Consignes de travail →
a) Répondez aux questions suivantes à partir de l'extrait sur l'étude du Laboratoire de sociologie publique :
(i) Combien de Russes le Laboratoire a-t-il interrogés ?
(ii) Pendant combien de temps la personne citée est-elle restée plongée dans le mutisme après le début de la guerre ?
(iii) Quels types d'effort le fait de reprendre à son compte les arguments de la propagande exige-t-il du sujet ?
b) Poursuivez l'extrait sur l'étude du Laboratoire de sociologie publique à partir de sa dernière ligne.

Extrait du document →
• • • • • • •

« La guerre, c’est mal, mais… »

Justification, explication et acceptation : comment les Russes se sont pardonné la guerre. Vajnyïé Istorii, un média indépendant russe spécialisé dans le journalisme d’investigation, publie un extrait de la dernière étude réalisée par le Laboratoire de sociologie publique, qui montre comment, parmi ceux qui avaient été initialement choqués par l’agression russe contre l’Ukraine, beaucoup ont finalement trouvé des justifications ou ont plongé dans le conformisme.

Le Laboratoire de sociologie publique a interrogé 88 Russes choisis parmi ceux qui ne se sont pas opposés frontalement à la guerre, il s’agit de Russes qui la soutiennent complètement ou en partie. Des entretiens approfondis ont été menés afin de comprendre ce qui se passe dans leur tête (mais, bien sûr, ils ne permettent pas de connaître la proportion de personnes pour ou contre la guerre). Vajnyïé istorii publie une partie de cette étude, qui décrit comment les Russes, après le choc initial causé par l’annonce du déclenchement de la guerre, se déchargent désormais de toute responsabilité pour les actes commis par la Russie en Ukraine. Vous pouvez retrouver ici l’étude complète. Pour faciliter la lecture, nous ne signalons pas les coupures.

Reconstruire sa vision du monde ébranlée par la guerre et prendre soin de sa propre moralité

Les personnes interrogées commencent progressivement à œuvrer pour sortir de l’état de choc et de désorientation initial afin de « revenir dans le monde ». Pour ce faire, il faut reconstruire ce monde. Cependant, au lieu de condamner et de rejeter la guerre contre l’Ukraine comme un élément sortant du cadre de la norme (comme le font ceux qui s’opposent à la guerre), eux cherchent au contraire à faire entrer cet événement dans la nouvelle image du monde qu’ils se se sont construite.

Pour cela, ils commencent par rechercher les raisons rationnelles de ce qui s’est produit. Voici la manière dont une personne interrogée décrit comment elle a réussi à sortir de l’état de choc provoqué par le début de la guerre, un état de choc qui l’a plongée dans le mutisme pendant trois jours :

« Question : Et ensuite, que s’est-il passé ?

Réponse : Après, j’ai recommencé à parler. Qu’est-ce qui a changé à ce moment-là ? Eh bien, en fait, ma première réaction était irrationnelle. Quand la rationalité revient, tu commences naturellement à réfléchir. Pendant trois jours, je n’arrivais pas à réfléchir, puis j’ai recommencé à le faire. »

Dans leurs tentatives de trouver une explication rationnelle au phénomène qui les a choqués, les personnes interrogées empruntent les arguments de la propagande officielle russe. Par ailleurs, il est important de noter que le fait de recourir à des arguments issus de la propagande et de les reprendre à son compte n’est pas automatique. C’est un processus qui requiert un certain effort de la part du sujet : un effort cognitif, rhétorique et même, dans certains cas, physique. Ces efforts permettent de surmonter les contradictions et les dilemmes moraux.

« La guerre, c’est mal. Je ne suis pas pour la guerre, mais… » : justifier la guerre.

• • • • • • •

Données d'annotation de la mise en page visuelle
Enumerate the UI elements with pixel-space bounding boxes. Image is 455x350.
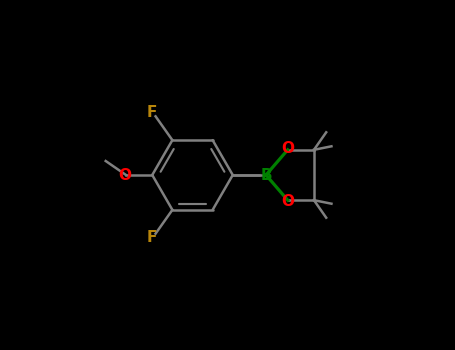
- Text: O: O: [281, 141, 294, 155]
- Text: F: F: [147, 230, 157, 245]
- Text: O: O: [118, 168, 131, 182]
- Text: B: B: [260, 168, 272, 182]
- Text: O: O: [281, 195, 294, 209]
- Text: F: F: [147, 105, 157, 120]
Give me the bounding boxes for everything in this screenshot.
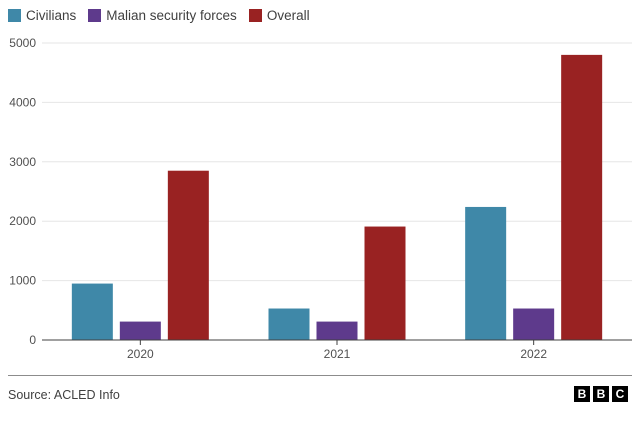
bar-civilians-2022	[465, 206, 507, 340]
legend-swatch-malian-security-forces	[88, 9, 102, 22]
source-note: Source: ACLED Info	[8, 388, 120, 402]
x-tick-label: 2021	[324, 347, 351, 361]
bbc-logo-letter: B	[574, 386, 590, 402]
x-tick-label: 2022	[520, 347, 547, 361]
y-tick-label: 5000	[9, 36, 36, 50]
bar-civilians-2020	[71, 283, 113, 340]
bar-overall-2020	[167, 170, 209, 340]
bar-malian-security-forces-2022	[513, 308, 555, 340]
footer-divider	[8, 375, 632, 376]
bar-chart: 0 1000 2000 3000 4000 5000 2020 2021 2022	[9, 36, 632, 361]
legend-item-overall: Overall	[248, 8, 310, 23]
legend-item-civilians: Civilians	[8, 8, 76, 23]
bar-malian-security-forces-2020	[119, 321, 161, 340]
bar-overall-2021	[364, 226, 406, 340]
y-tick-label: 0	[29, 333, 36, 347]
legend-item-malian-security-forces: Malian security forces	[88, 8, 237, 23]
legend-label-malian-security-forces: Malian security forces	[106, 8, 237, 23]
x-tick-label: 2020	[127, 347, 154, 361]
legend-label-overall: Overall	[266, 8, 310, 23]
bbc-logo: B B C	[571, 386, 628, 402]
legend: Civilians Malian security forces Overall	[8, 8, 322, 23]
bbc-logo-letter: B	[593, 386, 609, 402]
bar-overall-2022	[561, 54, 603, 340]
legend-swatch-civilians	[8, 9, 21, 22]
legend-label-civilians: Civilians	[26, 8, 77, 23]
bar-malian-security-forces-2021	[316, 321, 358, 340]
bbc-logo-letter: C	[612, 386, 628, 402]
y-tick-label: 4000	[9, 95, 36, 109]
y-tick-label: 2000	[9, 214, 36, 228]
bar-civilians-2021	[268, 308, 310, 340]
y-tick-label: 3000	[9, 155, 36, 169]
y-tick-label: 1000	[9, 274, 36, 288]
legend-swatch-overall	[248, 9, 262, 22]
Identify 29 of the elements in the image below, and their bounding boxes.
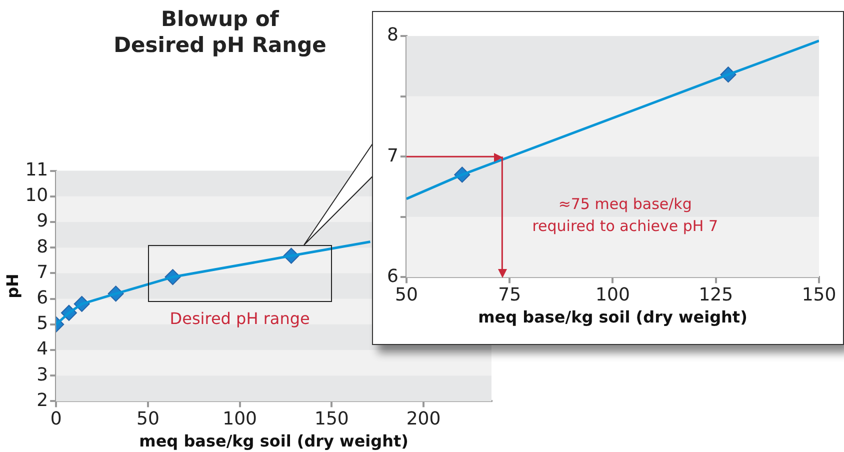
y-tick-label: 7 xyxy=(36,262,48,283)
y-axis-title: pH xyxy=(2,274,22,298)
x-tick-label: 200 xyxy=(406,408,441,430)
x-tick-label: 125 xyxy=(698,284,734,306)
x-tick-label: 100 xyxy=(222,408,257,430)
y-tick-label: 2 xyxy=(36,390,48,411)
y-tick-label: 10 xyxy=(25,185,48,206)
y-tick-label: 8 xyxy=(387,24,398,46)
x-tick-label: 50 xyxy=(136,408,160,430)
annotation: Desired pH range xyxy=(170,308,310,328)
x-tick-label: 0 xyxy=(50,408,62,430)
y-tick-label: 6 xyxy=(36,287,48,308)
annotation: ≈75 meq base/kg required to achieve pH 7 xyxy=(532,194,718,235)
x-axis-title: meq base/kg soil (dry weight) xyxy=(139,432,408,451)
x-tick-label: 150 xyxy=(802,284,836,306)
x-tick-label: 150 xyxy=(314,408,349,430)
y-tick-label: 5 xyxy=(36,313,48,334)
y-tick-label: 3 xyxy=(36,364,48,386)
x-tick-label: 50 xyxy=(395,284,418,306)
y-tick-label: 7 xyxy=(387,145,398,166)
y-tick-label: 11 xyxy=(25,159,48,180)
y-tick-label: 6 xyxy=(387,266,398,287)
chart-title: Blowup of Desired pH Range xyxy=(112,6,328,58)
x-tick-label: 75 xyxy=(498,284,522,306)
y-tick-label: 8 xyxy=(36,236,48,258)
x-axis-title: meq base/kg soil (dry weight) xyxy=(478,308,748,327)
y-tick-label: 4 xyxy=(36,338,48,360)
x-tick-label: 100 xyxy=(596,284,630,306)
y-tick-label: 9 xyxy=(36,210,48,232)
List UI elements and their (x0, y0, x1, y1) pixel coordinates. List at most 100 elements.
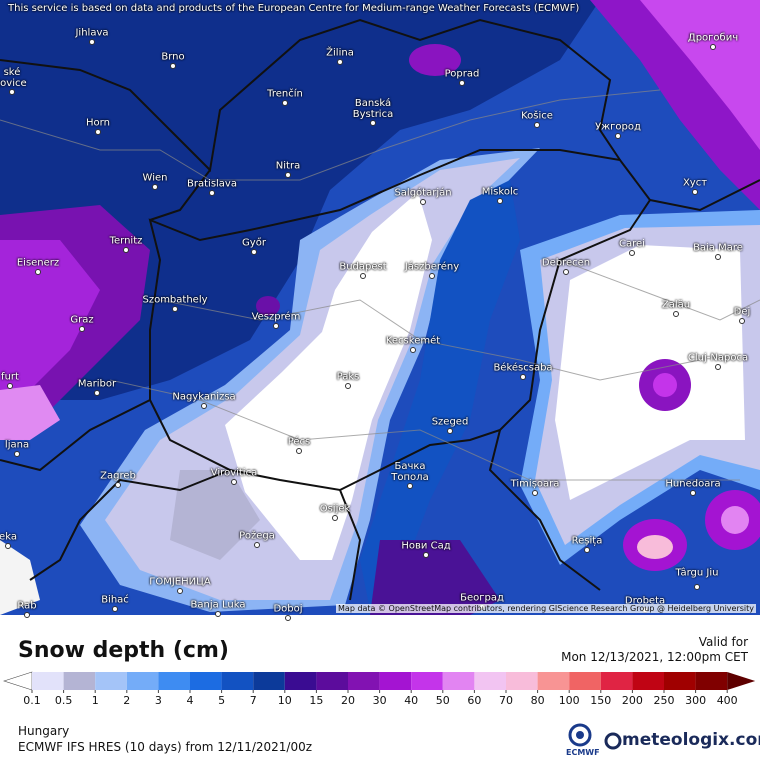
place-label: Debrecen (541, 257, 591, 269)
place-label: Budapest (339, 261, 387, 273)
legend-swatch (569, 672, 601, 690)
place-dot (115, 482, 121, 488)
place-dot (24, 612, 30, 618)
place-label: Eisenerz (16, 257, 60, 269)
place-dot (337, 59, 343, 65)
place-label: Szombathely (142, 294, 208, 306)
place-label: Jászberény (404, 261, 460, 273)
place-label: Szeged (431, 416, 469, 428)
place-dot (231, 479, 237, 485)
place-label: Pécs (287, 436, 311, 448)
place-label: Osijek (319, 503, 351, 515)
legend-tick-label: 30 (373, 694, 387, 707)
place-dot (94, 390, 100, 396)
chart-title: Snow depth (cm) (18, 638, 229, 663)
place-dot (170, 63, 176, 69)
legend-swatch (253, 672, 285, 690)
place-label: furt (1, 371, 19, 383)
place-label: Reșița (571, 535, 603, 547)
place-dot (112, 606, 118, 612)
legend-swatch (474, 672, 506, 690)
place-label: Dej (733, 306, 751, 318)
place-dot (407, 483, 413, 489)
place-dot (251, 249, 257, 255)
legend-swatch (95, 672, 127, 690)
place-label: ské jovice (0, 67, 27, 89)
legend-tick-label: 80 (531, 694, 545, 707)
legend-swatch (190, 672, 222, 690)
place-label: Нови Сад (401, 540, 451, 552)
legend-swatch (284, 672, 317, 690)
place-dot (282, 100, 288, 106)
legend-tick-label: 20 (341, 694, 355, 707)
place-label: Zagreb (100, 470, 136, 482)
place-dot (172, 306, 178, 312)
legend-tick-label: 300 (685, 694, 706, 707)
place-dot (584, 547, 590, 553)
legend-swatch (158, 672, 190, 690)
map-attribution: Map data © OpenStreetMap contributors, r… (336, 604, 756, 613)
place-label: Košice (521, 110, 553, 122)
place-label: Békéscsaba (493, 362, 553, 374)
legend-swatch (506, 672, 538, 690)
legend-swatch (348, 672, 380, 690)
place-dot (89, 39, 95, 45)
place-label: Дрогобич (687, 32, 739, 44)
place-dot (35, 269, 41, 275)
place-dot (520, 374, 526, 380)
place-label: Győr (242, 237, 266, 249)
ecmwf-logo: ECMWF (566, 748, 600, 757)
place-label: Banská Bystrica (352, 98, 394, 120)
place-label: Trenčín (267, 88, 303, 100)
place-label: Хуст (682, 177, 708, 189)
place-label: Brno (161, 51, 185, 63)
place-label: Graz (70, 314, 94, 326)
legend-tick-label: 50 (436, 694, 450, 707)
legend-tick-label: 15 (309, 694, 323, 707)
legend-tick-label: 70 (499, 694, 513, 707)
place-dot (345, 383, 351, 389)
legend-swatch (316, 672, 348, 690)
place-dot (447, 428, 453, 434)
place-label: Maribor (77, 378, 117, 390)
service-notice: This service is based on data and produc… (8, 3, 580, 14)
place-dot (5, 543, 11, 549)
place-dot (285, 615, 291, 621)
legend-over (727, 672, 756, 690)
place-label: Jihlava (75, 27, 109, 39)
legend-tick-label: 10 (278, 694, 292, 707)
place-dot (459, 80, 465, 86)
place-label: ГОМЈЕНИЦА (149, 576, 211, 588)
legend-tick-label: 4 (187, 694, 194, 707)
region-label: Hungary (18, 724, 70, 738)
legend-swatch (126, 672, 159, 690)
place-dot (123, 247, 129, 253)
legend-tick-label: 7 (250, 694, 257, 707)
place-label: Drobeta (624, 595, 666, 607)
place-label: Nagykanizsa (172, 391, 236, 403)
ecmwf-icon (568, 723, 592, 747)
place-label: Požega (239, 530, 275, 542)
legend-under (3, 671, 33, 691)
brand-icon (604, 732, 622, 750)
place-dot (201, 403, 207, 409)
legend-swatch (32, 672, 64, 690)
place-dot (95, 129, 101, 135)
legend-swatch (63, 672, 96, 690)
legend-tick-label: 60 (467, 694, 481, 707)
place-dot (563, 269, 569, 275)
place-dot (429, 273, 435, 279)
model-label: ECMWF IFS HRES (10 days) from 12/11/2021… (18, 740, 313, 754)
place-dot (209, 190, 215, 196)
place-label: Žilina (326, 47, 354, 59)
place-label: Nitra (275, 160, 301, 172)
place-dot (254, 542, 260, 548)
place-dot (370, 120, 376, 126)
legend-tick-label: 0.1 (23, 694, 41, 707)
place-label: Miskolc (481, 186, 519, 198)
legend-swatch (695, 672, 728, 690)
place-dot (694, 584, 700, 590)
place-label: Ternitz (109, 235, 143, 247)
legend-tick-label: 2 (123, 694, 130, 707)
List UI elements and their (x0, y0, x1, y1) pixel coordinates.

• • • • • • •

Réponses aux consignes →
a)
(i) 88 Russes.
(ii) Pendant trois jours.
(iii) Un effort cognitif, un effort rhétorique et même, dans certains cas, un effort physique.

b)
Le principal procédé utilisé consiste à tenter de justifier la guerre. Il s’agit de dire que les actions de la Russie étaient inéluctables et ont été provoquées. Ainsi, la Fédération de Russie n’est pas à l’origine du conflit militaire, elle ne fait que réagir à des stimuli extérieurs (« ce n’est pas nous qui avons commencé cette guerre »). Dans cette vision, la réaction de la Russie, à savoir lancer une intervention militaire de grande envergure sur le territoire d’un autre État, n’est pas le résultat d’un choix fait parmi différentes options. Au contraire, cette réaction est le résultat d’une absence de choix, d’un manque d’alternative (« nous avons été forcés », « nous n’avons pas eu le choix »). De cette manière, les personnes interrogées déchargent la Russie de sa responsabilité dans le déclenchement de la guerre. Cela leur permet également de soutenir l’ « opération spéciale » (ou du moins de s’abstenir de condamner les actions des autorités russes en Ukraine), tout en continuant à insister sur le fait que la guerre, l’agression et le meurtre en tant que tels sont des choses moralement inacceptables.

« Je pense que toute personne correcte est forcément opposée à la guerre. Mais en même temps, je comprends bien que ce conflit ne peut pas être sans fondement. »

« Comme toute personne saine d’esprit, je suis contre la mort des gens et contre la violence. Mais il est possible que cette guerre ait été nécessaire. Or je ne suis pas un politologue, donc je ne sais pas. »

« Je suis d’accord pour dire que la guerre, c’est mal, terrible, complètement nul. Mais quant à savoir qui est à blâmer, ce qui a conduit à cela, qui porte la plus grande responsabilité… je pense que ce sont des questions inappropriées tant que nous n’avons pas d’informations fiables. »

Ce procédé permet aux personnes interrogées de rester des personnes « correctes », « saines d’esprit », des personnes qui n’acceptent pas la guerre en tant que telle, qui ne prennent cependant pas pour autant le parti de condamner l’« opération spéciale » menée en Ukraine, mais au contraire, celui de la soutenir.

« Il y a toujours eu des guerres » : normaliser la guerre.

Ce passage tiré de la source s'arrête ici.